## Task goal
Return the entries below in their exact form, leaving the pictures out.

___ Records supplied ___

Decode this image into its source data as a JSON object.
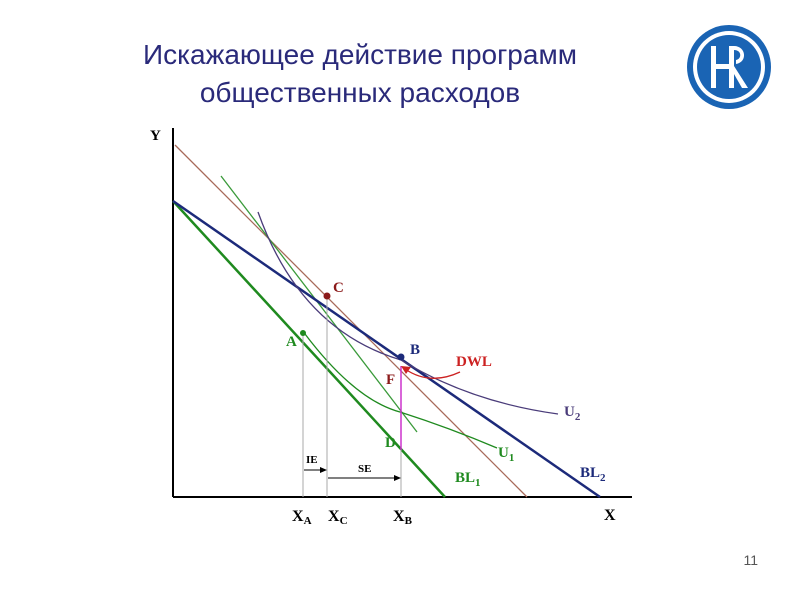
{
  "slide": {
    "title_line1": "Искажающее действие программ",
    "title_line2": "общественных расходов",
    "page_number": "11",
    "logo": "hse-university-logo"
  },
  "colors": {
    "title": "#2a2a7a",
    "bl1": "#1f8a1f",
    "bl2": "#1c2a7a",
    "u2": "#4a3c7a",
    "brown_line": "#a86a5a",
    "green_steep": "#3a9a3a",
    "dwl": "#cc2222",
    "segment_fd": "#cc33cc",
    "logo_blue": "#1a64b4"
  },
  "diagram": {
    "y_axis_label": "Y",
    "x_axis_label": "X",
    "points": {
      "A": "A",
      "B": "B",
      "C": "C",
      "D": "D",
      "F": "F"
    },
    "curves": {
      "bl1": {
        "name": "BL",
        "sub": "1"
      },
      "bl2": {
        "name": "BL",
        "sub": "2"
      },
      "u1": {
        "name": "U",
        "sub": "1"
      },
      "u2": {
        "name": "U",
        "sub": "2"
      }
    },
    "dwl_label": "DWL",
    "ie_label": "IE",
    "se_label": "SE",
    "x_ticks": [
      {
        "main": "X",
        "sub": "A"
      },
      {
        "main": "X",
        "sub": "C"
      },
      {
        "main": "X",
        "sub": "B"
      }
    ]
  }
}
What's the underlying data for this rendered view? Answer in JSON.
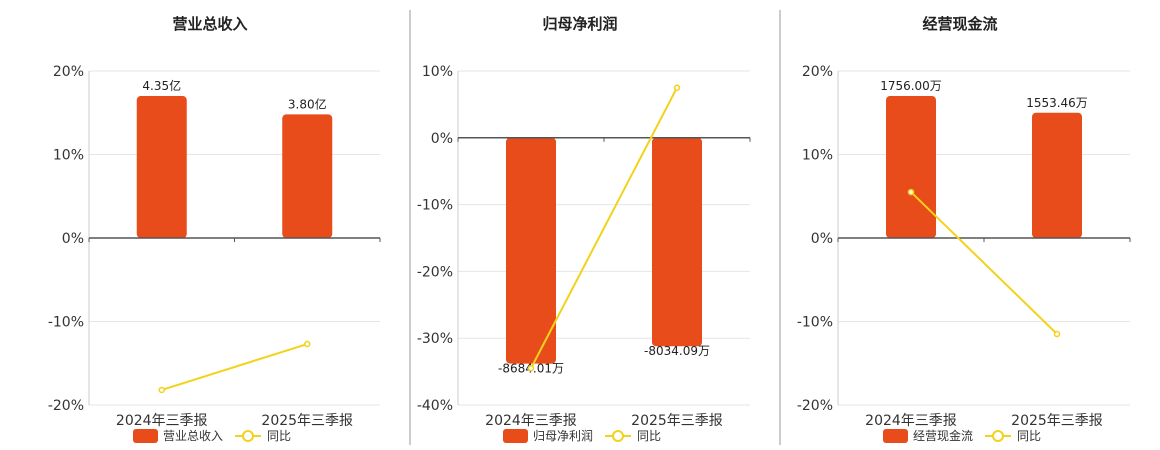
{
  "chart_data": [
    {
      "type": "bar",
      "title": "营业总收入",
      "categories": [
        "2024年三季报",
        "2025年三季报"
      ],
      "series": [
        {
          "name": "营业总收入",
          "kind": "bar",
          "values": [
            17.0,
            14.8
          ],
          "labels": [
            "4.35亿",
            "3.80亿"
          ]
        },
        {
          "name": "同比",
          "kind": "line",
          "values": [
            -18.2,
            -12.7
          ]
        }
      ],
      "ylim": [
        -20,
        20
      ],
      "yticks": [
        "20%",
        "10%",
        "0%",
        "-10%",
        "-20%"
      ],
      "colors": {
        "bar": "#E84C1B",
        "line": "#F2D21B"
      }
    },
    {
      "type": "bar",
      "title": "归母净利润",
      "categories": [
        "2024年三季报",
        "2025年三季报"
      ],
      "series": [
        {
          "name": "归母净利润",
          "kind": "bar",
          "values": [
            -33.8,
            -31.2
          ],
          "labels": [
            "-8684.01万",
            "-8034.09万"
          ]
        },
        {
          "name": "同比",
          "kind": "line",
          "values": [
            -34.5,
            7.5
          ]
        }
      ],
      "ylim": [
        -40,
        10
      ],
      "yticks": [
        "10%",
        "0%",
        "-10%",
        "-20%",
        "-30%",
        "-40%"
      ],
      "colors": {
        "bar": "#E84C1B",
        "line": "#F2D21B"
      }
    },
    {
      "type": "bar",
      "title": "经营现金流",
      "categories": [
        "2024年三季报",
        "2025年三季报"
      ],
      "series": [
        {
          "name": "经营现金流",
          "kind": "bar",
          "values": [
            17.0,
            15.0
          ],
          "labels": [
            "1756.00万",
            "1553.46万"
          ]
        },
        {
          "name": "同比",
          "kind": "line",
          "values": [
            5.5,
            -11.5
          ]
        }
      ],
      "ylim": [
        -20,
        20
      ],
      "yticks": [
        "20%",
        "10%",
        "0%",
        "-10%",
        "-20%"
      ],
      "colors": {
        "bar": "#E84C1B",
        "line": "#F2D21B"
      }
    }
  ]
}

___

## Output of the exercise
Decode this image into its source data as a JSON object.
{
  "slide": {
    "title_line1": "Искажающее действие программ",
    "title_line2": "общественных расходов",
    "page_number": "11",
    "logo": "hse-university-logo"
  },
  "colors": {
    "title": "#2a2a7a",
    "bl1": "#1f8a1f",
    "bl2": "#1c2a7a",
    "u2": "#4a3c7a",
    "brown_line": "#a86a5a",
    "green_steep": "#3a9a3a",
    "dwl": "#cc2222",
    "segment_fd": "#cc33cc",
    "logo_blue": "#1a64b4"
  },
  "diagram": {
    "y_axis_label": "Y",
    "x_axis_label": "X",
    "points": {
      "A": "A",
      "B": "B",
      "C": "C",
      "D": "D",
      "F": "F"
    },
    "curves": {
      "bl1": {
        "name": "BL",
        "sub": "1"
      },
      "bl2": {
        "name": "BL",
        "sub": "2"
      },
      "u1": {
        "name": "U",
        "sub": "1"
      },
      "u2": {
        "name": "U",
        "sub": "2"
      }
    },
    "dwl_label": "DWL",
    "ie_label": "IE",
    "se_label": "SE",
    "x_ticks": [
      {
        "main": "X",
        "sub": "A"
      },
      {
        "main": "X",
        "sub": "C"
      },
      {
        "main": "X",
        "sub": "B"
      }
    ]
  }
}
What's the underlying data for this rendered view? Answer in JSON.
{
  "chart_data": [
    {
      "type": "bar",
      "title": "营业总收入",
      "categories": [
        "2024年三季报",
        "2025年三季报"
      ],
      "series": [
        {
          "name": "营业总收入",
          "kind": "bar",
          "values": [
            17.0,
            14.8
          ],
          "labels": [
            "4.35亿",
            "3.80亿"
          ]
        },
        {
          "name": "同比",
          "kind": "line",
          "values": [
            -18.2,
            -12.7
          ]
        }
      ],
      "ylim": [
        -20,
        20
      ],
      "yticks": [
        "20%",
        "10%",
        "0%",
        "-10%",
        "-20%"
      ],
      "colors": {
        "bar": "#E84C1B",
        "line": "#F2D21B"
      }
    },
    {
      "type": "bar",
      "title": "归母净利润",
      "categories": [
        "2024年三季报",
        "2025年三季报"
      ],
      "series": [
        {
          "name": "归母净利润",
          "kind": "bar",
          "values": [
            -33.8,
            -31.2
          ],
          "labels": [
            "-8684.01万",
            "-8034.09万"
          ]
        },
        {
          "name": "同比",
          "kind": "line",
          "values": [
            -34.5,
            7.5
          ]
        }
      ],
      "ylim": [
        -40,
        10
      ],
      "yticks": [
        "10%",
        "0%",
        "-10%",
        "-20%",
        "-30%",
        "-40%"
      ],
      "colors": {
        "bar": "#E84C1B",
        "line": "#F2D21B"
      }
    },
    {
      "type": "bar",
      "title": "经营现金流",
      "categories": [
        "2024年三季报",
        "2025年三季报"
      ],
      "series": [
        {
          "name": "经营现金流",
          "kind": "bar",
          "values": [
            17.0,
            15.0
          ],
          "labels": [
            "1756.00万",
            "1553.46万"
          ]
        },
        {
          "name": "同比",
          "kind": "line",
          "values": [
            5.5,
            -11.5
          ]
        }
      ],
      "ylim": [
        -20,
        20
      ],
      "yticks": [
        "20%",
        "10%",
        "0%",
        "-10%",
        "-20%"
      ],
      "colors": {
        "bar": "#E84C1B",
        "line": "#F2D21B"
      }
    }
  ]
}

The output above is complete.